Start of Entries

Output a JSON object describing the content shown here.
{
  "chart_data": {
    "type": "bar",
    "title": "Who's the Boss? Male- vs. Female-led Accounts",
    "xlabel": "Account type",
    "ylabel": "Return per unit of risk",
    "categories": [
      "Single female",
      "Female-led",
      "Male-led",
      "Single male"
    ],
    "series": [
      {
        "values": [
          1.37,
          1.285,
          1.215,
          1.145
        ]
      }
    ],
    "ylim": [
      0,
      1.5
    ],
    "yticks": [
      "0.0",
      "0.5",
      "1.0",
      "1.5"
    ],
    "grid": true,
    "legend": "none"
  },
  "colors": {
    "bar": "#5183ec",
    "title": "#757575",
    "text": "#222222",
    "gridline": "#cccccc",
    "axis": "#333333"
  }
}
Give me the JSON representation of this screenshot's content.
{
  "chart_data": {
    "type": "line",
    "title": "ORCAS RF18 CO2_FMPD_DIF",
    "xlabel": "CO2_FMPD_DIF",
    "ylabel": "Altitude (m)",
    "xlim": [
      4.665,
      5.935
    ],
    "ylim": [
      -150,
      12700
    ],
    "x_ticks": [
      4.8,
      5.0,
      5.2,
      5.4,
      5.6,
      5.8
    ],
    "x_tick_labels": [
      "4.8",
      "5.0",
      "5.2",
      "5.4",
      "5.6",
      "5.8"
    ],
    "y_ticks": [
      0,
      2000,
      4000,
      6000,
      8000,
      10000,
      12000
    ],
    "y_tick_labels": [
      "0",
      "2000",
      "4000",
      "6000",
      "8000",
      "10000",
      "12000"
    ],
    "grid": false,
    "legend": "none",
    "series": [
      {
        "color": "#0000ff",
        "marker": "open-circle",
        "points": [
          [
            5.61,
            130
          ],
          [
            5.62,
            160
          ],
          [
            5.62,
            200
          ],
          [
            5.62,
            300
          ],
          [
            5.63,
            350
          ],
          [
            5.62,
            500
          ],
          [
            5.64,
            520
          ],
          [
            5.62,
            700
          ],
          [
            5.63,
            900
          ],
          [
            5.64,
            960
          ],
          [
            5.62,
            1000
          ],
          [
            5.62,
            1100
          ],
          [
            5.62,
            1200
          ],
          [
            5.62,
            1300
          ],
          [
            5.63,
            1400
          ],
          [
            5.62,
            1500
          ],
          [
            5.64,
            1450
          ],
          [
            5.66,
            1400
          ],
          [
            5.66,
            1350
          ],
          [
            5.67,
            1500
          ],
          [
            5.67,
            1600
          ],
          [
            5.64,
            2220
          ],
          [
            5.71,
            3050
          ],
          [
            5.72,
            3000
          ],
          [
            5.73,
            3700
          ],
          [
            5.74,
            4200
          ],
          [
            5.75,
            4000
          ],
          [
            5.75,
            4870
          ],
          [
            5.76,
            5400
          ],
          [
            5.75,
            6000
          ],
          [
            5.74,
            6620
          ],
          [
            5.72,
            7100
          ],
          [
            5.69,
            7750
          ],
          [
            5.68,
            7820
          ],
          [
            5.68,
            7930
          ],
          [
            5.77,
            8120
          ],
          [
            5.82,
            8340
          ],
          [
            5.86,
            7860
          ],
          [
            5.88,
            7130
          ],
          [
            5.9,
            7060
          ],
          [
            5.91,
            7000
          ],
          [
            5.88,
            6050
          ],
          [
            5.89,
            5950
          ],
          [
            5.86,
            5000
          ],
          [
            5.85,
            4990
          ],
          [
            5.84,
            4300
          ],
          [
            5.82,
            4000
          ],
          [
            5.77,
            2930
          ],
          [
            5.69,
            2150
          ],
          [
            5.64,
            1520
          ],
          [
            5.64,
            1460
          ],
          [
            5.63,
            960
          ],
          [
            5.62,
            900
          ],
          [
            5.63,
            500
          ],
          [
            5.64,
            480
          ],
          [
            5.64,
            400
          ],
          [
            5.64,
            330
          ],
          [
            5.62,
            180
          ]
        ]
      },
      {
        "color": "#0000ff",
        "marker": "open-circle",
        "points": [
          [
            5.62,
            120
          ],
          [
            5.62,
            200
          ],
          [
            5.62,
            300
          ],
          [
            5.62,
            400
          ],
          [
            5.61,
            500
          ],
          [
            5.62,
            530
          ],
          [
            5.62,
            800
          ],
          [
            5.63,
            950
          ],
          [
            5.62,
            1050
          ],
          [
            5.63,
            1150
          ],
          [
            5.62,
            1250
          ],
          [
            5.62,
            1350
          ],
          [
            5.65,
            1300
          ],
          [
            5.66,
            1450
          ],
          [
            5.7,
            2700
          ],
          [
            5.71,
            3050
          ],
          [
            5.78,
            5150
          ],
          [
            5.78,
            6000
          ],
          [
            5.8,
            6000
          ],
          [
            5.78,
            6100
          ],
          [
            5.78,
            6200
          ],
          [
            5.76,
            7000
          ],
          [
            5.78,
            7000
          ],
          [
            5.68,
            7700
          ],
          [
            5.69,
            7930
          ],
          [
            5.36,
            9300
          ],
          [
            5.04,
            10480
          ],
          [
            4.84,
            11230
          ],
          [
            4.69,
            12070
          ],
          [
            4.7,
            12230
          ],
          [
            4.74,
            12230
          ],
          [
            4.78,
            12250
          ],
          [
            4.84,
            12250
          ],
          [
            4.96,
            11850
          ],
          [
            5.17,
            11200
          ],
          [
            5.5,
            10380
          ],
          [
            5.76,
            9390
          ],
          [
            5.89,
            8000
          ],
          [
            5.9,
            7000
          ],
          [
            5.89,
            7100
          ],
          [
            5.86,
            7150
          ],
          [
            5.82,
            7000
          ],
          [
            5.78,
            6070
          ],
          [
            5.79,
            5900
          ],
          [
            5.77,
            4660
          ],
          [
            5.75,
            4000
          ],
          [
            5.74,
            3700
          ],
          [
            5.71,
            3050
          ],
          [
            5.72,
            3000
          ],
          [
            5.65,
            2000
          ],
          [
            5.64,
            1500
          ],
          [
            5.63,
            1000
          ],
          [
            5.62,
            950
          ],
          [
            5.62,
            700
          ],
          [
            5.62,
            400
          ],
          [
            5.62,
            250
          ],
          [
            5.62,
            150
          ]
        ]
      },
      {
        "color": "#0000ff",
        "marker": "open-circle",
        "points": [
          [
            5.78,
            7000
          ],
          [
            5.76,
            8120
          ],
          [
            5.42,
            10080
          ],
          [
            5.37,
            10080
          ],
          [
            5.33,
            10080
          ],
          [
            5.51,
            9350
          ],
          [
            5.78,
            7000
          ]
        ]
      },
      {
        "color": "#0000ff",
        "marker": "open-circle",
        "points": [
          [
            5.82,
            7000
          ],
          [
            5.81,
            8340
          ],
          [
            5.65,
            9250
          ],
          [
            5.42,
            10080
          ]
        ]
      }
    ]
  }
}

End of Entries

» Goal of the exercise: Where a line in the material above holds "JSON", copy that line.

» Reply:
Output a JSON object describing the content shown here.
Give me the JSON representation of this screenshot's content.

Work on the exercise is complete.